Copy every line of the data that includes the string "Control".

═════ Provided material

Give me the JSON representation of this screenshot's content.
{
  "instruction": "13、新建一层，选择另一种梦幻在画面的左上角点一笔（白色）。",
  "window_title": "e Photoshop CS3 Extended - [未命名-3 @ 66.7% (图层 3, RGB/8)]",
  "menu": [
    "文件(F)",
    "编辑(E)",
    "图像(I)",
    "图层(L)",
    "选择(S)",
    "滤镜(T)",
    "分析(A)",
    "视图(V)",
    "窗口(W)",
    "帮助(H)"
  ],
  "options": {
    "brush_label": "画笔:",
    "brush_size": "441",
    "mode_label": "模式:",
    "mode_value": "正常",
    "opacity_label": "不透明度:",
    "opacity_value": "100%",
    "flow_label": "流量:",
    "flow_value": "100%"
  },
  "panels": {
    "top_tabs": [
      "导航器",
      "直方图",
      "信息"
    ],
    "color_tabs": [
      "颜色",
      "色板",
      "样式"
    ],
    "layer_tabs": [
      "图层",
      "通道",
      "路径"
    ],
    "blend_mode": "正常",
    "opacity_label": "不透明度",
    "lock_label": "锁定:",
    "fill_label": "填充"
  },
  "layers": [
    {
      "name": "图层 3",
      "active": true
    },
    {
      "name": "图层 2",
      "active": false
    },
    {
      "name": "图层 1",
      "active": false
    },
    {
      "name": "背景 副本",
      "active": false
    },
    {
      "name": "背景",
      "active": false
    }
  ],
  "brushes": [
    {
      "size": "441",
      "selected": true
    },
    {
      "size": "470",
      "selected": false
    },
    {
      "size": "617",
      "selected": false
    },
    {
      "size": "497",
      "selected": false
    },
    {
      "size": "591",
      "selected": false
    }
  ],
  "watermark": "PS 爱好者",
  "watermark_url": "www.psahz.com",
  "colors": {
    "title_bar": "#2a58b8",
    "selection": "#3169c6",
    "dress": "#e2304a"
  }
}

══════════
═════ Provided material

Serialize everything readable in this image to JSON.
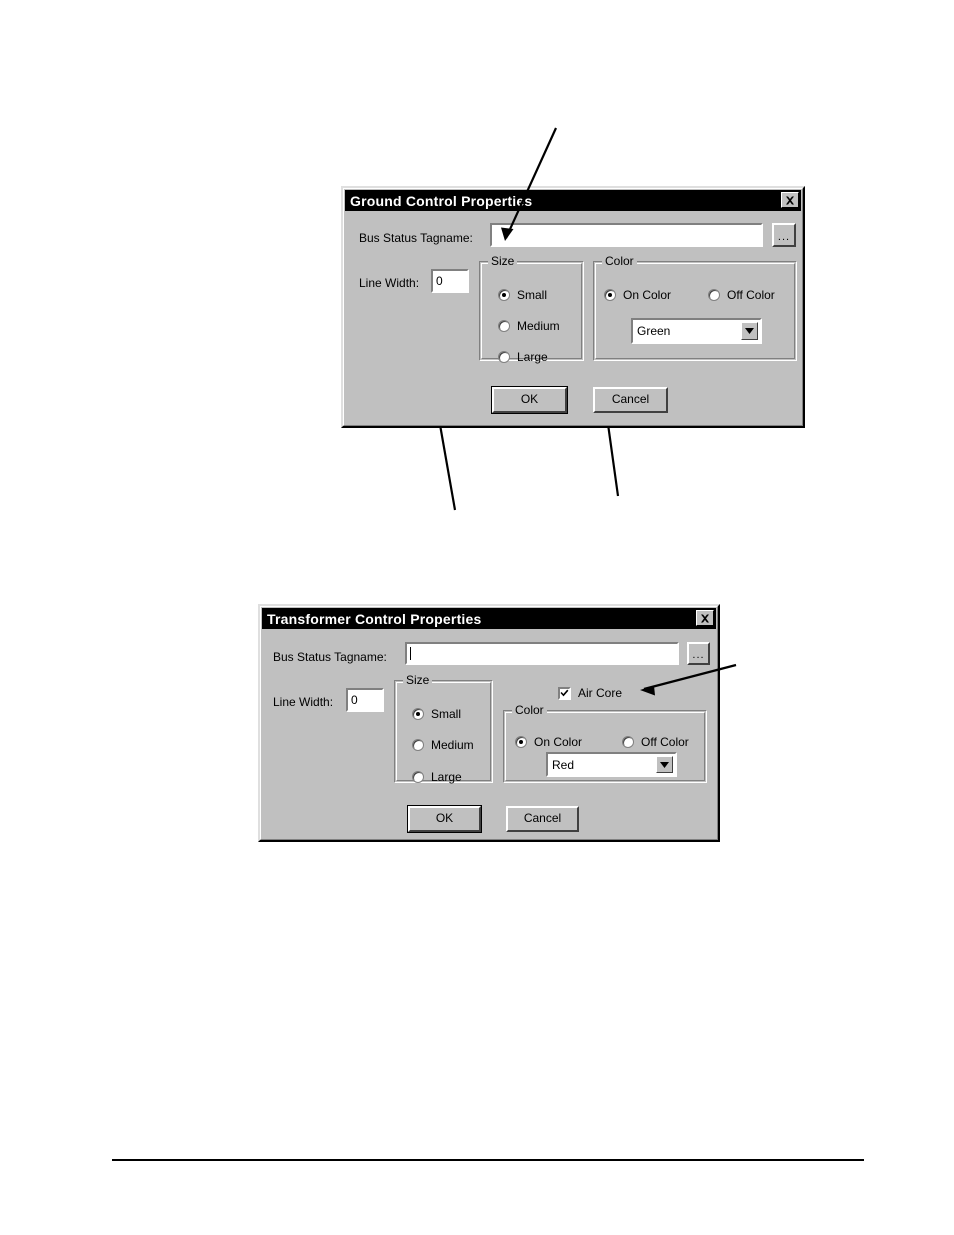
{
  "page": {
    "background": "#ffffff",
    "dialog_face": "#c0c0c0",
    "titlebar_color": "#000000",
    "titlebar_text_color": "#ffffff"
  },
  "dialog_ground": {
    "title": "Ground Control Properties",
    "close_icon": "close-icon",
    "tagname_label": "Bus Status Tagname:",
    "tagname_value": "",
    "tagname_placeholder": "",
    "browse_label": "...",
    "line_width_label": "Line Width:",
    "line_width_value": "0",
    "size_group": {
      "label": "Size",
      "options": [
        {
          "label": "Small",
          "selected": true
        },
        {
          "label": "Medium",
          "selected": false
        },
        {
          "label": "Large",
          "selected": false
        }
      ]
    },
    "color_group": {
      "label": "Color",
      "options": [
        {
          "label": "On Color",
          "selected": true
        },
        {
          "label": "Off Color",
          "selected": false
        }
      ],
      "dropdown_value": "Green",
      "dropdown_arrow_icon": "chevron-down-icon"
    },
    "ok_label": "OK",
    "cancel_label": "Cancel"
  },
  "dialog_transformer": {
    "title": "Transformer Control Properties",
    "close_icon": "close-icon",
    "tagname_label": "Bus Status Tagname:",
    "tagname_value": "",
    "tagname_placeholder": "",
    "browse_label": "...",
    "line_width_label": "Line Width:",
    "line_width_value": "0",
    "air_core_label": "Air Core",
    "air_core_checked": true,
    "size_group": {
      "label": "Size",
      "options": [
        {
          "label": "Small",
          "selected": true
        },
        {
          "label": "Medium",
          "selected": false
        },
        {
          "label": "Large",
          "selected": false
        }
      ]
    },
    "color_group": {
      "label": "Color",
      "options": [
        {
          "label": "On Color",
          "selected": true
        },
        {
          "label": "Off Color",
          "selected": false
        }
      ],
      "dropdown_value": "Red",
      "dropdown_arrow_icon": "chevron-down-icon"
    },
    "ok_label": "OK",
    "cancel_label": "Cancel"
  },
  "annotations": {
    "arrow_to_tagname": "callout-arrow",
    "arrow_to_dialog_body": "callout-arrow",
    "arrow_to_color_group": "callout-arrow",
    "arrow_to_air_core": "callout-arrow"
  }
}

══════════

Result for this exercise =>
    "title": "Ground Control Properties",
    "title": "Transformer Control Properties",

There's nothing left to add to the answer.